— GIVEN EXERCISE —
From the records below, copy every line that contains the word "JSON".
** START **
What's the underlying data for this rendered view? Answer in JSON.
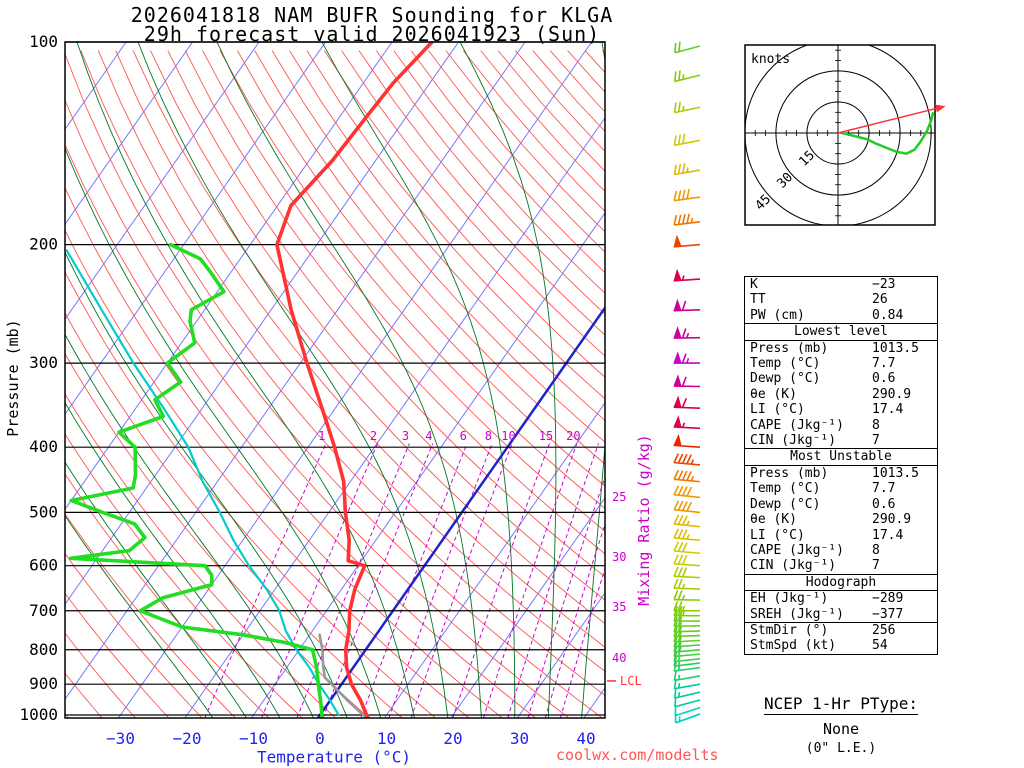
{
  "title": {
    "line1": "2026041818 NAM BUFR Sounding for KLGA",
    "line2": "29h forecast valid 2026041923 (Sun)"
  },
  "watermark": "coolwx.com/modelts",
  "axes": {
    "pressure_label": "Pressure (mb)",
    "temperature_label": "Temperature (°C)",
    "mixing_ratio_label": "Mixing Ratio (g/kg)",
    "pressure_ticks": [
      100,
      200,
      300,
      400,
      500,
      600,
      700,
      800,
      900,
      1000
    ],
    "temperature_ticks": [
      -30,
      -20,
      -10,
      0,
      10,
      20,
      30,
      40
    ],
    "lcl_label": "LCL"
  },
  "chart_data": {
    "type": "line",
    "subtype": "skew-t-log-p-sounding",
    "pressure_axis_mb": {
      "min": 100,
      "max": 1023,
      "scale": "log"
    },
    "temperature_axis_c": {
      "min": -38,
      "max": 42
    },
    "lcl_pressure_mb": 890,
    "series": [
      {
        "name": "temperature",
        "color": "#ff3333",
        "pressure_mb": [
          1013,
          1000,
          950,
          925,
          900,
          850,
          800,
          750,
          700,
          650,
          600,
          590,
          550,
          500,
          450,
          400,
          350,
          300,
          250,
          200,
          175,
          150,
          130,
          115,
          100
        ],
        "value_c": [
          7.7,
          7.0,
          4.5,
          3.0,
          1.5,
          -1.0,
          -3.0,
          -4.5,
          -6.5,
          -8.0,
          -9.0,
          -12.0,
          -14.0,
          -17.5,
          -21.0,
          -26.0,
          -32.0,
          -39.0,
          -47.0,
          -56.0,
          -58.0,
          -56.5,
          -56.0,
          -55.5,
          -54.0
        ]
      },
      {
        "name": "dewpoint",
        "color": "#22dd22",
        "pressure_mb": [
          1013,
          1000,
          950,
          900,
          850,
          800,
          780,
          760,
          740,
          700,
          670,
          640,
          620,
          600,
          585,
          570,
          545,
          520,
          500,
          480,
          460,
          440,
          400,
          380,
          360,
          340,
          320,
          300,
          280,
          260,
          250,
          235,
          220,
          210,
          200
        ],
        "value_c": [
          0.6,
          0.3,
          -1.5,
          -3.5,
          -5.5,
          -8.0,
          -13.0,
          -20.0,
          -30.0,
          -38.0,
          -36.0,
          -30.0,
          -31.0,
          -33.0,
          -54.0,
          -46.0,
          -45.0,
          -48.0,
          -54.0,
          -60.0,
          -52.0,
          -53.0,
          -56.0,
          -60.0,
          -55.0,
          -58.0,
          -56.0,
          -60.0,
          -58.0,
          -61.0,
          -62.0,
          -59.0,
          -63.0,
          -66.0,
          -72.0
        ]
      },
      {
        "name": "wet_bulb",
        "color": "#00cccc",
        "pressure_mb": [
          1000,
          950,
          900,
          850,
          800,
          750,
          700,
          650,
          600,
          550,
          500,
          450,
          400,
          350,
          300,
          250,
          204
        ],
        "value_c": [
          2.8,
          -0.1,
          -3.4,
          -6.6,
          -10.4,
          -14.0,
          -17.1,
          -21.3,
          -26.4,
          -31.4,
          -36.4,
          -42.2,
          -48.0,
          -55.8,
          -65.1,
          -75.5,
          -87.0
        ]
      },
      {
        "name": "parcel",
        "color": "#999999",
        "pressure_mb": [
          1013,
          1000,
          950,
          900,
          880,
          850,
          800,
          760
        ],
        "value_c": [
          7.7,
          6.5,
          2.5,
          -1.5,
          -3.2,
          -4.5,
          -6.5,
          -8.5
        ]
      }
    ],
    "background": {
      "isotherm_step_c": 10,
      "isotherm_color": "#7777ff",
      "isotherm_zero_color": "#2222cc",
      "dry_adiabats_theta_k": {
        "min": 235,
        "max": 475,
        "step": 5,
        "color": "#ff5555"
      },
      "moist_adiabats_start_c": {
        "min": -15,
        "max": 40,
        "step": 5,
        "color": "#007722"
      },
      "mixing_ratio_gkg": [
        1,
        2,
        3,
        4,
        6,
        8,
        10,
        15,
        20,
        25,
        30,
        35,
        40
      ],
      "mixing_ratio_color": "#cc00cc",
      "mixing_ratio_axis_labels": [
        1,
        2,
        3,
        4,
        6,
        8,
        10,
        15,
        20
      ],
      "mixing_ratio_right_labels": [
        {
          "value": 25,
          "y": 497
        },
        {
          "value": 30,
          "y": 557
        },
        {
          "value": 35,
          "y": 607
        },
        {
          "value": 40,
          "y": 658
        }
      ]
    },
    "wind_barbs": {
      "colors_by_speed": [
        [
          9,
          "#00dddd"
        ],
        [
          12,
          "#00d4bb"
        ],
        [
          15,
          "#00cc99"
        ],
        [
          18,
          "#22cc66"
        ],
        [
          21,
          "#44cc44"
        ],
        [
          24,
          "#66cc22"
        ],
        [
          27,
          "#88cc00"
        ],
        [
          31,
          "#aacc00"
        ],
        [
          35,
          "#cccc00"
        ],
        [
          39,
          "#ddbb00"
        ],
        [
          43,
          "#ee9900"
        ],
        [
          47,
          "#ee7700"
        ],
        [
          51,
          "#ee4400"
        ],
        [
          55,
          "#ee2200"
        ],
        [
          60,
          "#dd0044"
        ],
        [
          66,
          "#cc0099"
        ],
        [
          999,
          "#cc00cc"
        ]
      ],
      "levels_p_dir_spd": [
        [
          1013,
          250,
          8
        ],
        [
          1000,
          250,
          10
        ],
        [
          975,
          252,
          12
        ],
        [
          950,
          255,
          13
        ],
        [
          925,
          257,
          15
        ],
        [
          900,
          260,
          15
        ],
        [
          875,
          260,
          17
        ],
        [
          850,
          262,
          18
        ],
        [
          837,
          263,
          18
        ],
        [
          825,
          264,
          19
        ],
        [
          812,
          265,
          20
        ],
        [
          800,
          265,
          20
        ],
        [
          787,
          266,
          21
        ],
        [
          775,
          267,
          22
        ],
        [
          762,
          268,
          22
        ],
        [
          750,
          268,
          23
        ],
        [
          737,
          269,
          24
        ],
        [
          725,
          270,
          24
        ],
        [
          712,
          270,
          25
        ],
        [
          700,
          270,
          25
        ],
        [
          675,
          271,
          27
        ],
        [
          650,
          272,
          28
        ],
        [
          625,
          273,
          30
        ],
        [
          600,
          274,
          32
        ],
        [
          575,
          275,
          34
        ],
        [
          550,
          275,
          36
        ],
        [
          525,
          276,
          38
        ],
        [
          500,
          276,
          40
        ],
        [
          475,
          276,
          43
        ],
        [
          450,
          275,
          45
        ],
        [
          425,
          275,
          48
        ],
        [
          400,
          274,
          52
        ],
        [
          375,
          273,
          56
        ],
        [
          350,
          272,
          60
        ],
        [
          325,
          271,
          64
        ],
        [
          300,
          270,
          68
        ],
        [
          275,
          269,
          65
        ],
        [
          250,
          268,
          62
        ],
        [
          225,
          266,
          56
        ],
        [
          200,
          265,
          50
        ],
        [
          185,
          263,
          46
        ],
        [
          170,
          262,
          42
        ],
        [
          155,
          260,
          37
        ],
        [
          140,
          259,
          33
        ],
        [
          125,
          258,
          28
        ],
        [
          112,
          256,
          25
        ],
        [
          100,
          255,
          22
        ]
      ]
    }
  },
  "hodograph": {
    "unit_label": "knots",
    "rings_kt": [
      15,
      30,
      45
    ],
    "trace_color": "#22cc22",
    "storm_color": "#ff3333",
    "trace_uv_kt": [
      [
        2,
        0
      ],
      [
        6,
        -1
      ],
      [
        10,
        -2
      ],
      [
        14,
        -3
      ],
      [
        18,
        -5
      ],
      [
        23,
        -7
      ],
      [
        28,
        -9
      ],
      [
        33,
        -10
      ],
      [
        37,
        -8
      ],
      [
        40,
        -4
      ],
      [
        43,
        1
      ],
      [
        45,
        6
      ],
      [
        46,
        10
      ]
    ],
    "storm_motion_uv_kt": [
      52,
      13
    ]
  },
  "indices": {
    "sections": [
      {
        "title": null,
        "groups": [
          [
            [
              "K",
              "−23"
            ],
            [
              "TT",
              "26"
            ],
            [
              "PW (cm)",
              "0.84"
            ]
          ]
        ]
      },
      {
        "title": "Lowest level",
        "groups": [
          [
            [
              "Press (mb)",
              "1013.5"
            ],
            [
              "Temp (°C)",
              "7.7"
            ],
            [
              "Dewp (°C)",
              "0.6"
            ],
            [
              "θe (K)",
              "290.9"
            ],
            [
              "LI (°C)",
              "17.4"
            ],
            [
              "CAPE (Jkg⁻¹)",
              "8"
            ],
            [
              "CIN (Jkg⁻¹)",
              "7"
            ]
          ]
        ]
      },
      {
        "title": "Most Unstable",
        "groups": [
          [
            [
              "Press (mb)",
              "1013.5"
            ],
            [
              "Temp (°C)",
              "7.7"
            ],
            [
              "Dewp (°C)",
              "0.6"
            ],
            [
              "θe (K)",
              "290.9"
            ],
            [
              "LI (°C)",
              "17.4"
            ],
            [
              "CAPE (Jkg⁻¹)",
              "8"
            ],
            [
              "CIN (Jkg⁻¹)",
              "7"
            ]
          ]
        ]
      },
      {
        "title": "Hodograph",
        "groups": [
          [
            [
              "EH (Jkg⁻¹)",
              "−289"
            ],
            [
              "SREH (Jkg⁻¹)",
              "−377"
            ]
          ],
          [
            [
              "StmDir (°)",
              "256"
            ],
            [
              "StmSpd (kt)",
              "54"
            ]
          ]
        ]
      }
    ]
  },
  "ptype": {
    "title": "NCEP 1-Hr PType:",
    "value": "None",
    "note": "(0\" L.E.)"
  }
}
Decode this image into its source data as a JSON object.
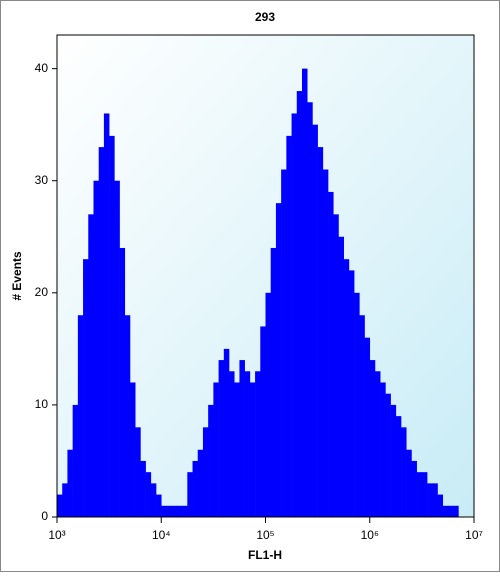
{
  "chart_data": {
    "type": "histogram",
    "title": "293",
    "x_label": "FL1-H",
    "y_label": "# Events",
    "bins": [
      1000,
      1122,
      1259,
      1413,
      1585,
      1778,
      1995,
      2239,
      2512,
      2818,
      3162,
      3548,
      3981,
      4467,
      5012,
      5623,
      6310,
      7079,
      7943,
      8913,
      10000,
      11220,
      12589,
      14125,
      15849,
      17783,
      19953,
      22387,
      25119,
      28184,
      31623,
      35481,
      39811,
      44668,
      50119,
      56234,
      63096,
      70795,
      79433,
      89125,
      100000,
      112202,
      125893,
      141254,
      158489,
      177828,
      199526,
      223872,
      251189,
      281838,
      316228,
      354813,
      398107,
      446684,
      501187,
      562341,
      630957,
      707946,
      794328,
      891251,
      1000000,
      1122018,
      1258925,
      1412538,
      1584893,
      1778279,
      1995262,
      2238721,
      2511886,
      2818383,
      3162278,
      3548134,
      3981072,
      4466836,
      5011872,
      5623413,
      6309573,
      7079458,
      7943282,
      8912509,
      10000000
    ],
    "values": [
      2,
      3,
      6,
      10,
      18,
      23,
      27,
      30,
      33,
      36,
      34,
      30,
      24,
      18,
      12,
      8,
      5,
      4,
      3,
      2,
      1,
      1,
      1,
      1,
      1,
      4,
      5,
      6,
      8,
      10,
      12,
      14,
      15,
      13,
      12,
      14,
      13,
      12,
      13,
      17,
      20,
      24,
      28,
      31,
      34,
      36,
      38,
      40,
      37,
      35,
      33,
      31,
      29,
      27,
      25,
      23,
      22,
      20,
      18,
      16,
      14,
      13,
      12,
      11,
      10,
      9,
      8,
      6,
      5,
      4,
      4,
      3,
      3,
      2,
      1,
      1,
      1,
      0,
      0,
      0
    ],
    "color": "#0000ff",
    "log_x": true,
    "xlim": [
      1000,
      10000000
    ],
    "xticks": [
      {
        "value": 1000,
        "label": "10³"
      },
      {
        "value": 10000,
        "label": "10⁴"
      },
      {
        "value": 100000,
        "label": "10⁵"
      },
      {
        "value": 1000000,
        "label": "10⁶"
      },
      {
        "value": 10000000,
        "label": "10⁷"
      }
    ],
    "ylim": [
      0,
      43
    ],
    "yticks": [
      0,
      10,
      20,
      30,
      40
    ]
  }
}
** END **
— EXERCISE RESULT —
What's the underlying data for this rendered view? Answer in JSON.
Decode this image into its source data as a JSON object.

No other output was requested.